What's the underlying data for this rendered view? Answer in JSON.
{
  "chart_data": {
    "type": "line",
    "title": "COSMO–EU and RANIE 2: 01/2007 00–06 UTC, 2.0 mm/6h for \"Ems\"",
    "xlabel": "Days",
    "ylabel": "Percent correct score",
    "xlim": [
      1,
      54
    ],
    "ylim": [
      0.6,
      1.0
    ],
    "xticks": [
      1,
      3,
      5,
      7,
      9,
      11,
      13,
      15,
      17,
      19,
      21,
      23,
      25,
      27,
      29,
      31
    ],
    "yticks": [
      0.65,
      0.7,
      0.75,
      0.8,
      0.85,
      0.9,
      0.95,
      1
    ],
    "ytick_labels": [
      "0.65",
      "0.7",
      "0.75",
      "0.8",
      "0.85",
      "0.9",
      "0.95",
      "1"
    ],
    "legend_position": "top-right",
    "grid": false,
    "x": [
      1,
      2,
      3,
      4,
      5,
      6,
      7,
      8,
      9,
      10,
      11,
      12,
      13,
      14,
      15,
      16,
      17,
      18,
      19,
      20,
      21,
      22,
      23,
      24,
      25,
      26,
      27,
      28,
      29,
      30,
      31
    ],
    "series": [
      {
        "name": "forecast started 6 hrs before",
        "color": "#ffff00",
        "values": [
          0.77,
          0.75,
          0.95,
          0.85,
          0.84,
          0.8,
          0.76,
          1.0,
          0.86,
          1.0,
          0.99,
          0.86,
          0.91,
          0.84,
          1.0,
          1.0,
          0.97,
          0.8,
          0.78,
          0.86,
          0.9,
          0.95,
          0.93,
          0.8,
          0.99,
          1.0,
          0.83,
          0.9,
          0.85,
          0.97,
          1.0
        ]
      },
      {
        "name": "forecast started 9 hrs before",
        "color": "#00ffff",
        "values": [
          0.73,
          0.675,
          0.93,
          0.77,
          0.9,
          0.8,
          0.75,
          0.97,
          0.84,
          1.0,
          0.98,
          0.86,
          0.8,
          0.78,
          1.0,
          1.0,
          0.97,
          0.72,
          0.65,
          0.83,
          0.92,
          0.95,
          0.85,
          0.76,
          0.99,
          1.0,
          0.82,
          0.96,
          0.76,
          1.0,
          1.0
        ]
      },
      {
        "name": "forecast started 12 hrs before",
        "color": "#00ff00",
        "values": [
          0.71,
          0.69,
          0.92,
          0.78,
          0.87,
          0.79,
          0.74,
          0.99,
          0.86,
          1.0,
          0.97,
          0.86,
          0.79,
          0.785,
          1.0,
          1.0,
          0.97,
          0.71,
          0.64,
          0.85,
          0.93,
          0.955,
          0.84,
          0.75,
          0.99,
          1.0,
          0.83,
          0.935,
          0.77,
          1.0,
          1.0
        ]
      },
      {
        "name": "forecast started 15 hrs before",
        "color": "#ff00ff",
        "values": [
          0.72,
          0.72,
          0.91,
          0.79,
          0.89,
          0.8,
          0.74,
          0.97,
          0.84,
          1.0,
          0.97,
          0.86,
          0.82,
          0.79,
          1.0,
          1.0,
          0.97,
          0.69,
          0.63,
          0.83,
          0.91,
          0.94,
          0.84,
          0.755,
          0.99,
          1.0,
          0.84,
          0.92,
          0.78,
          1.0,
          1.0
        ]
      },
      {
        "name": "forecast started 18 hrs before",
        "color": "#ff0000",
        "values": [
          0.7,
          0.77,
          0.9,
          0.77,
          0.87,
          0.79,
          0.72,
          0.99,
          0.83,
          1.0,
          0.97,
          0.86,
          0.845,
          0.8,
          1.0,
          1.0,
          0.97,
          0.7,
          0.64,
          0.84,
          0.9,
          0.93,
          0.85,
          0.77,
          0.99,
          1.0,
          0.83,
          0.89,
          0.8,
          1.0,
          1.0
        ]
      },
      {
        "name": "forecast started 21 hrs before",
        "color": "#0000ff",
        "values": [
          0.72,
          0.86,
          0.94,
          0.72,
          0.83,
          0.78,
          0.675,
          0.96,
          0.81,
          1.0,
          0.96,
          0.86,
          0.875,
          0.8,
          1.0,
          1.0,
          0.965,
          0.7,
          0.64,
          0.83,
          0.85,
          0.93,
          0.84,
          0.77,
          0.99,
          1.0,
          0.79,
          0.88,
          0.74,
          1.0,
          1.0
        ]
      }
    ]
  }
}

━━━━━━━━━━━━━━━━

- GIVEN PROBLEM -
Copy all lines of the material above where the string "forecast" occurs.

- EXERCISE RESPONSE -
        "name": "forecast started 6 hrs before",
        "name": "forecast started 9 hrs before",
        "name": "forecast started 12 hrs before",
        "name": "forecast started 15 hrs before",
        "name": "forecast started 18 hrs before",
        "name": "forecast started 21 hrs before",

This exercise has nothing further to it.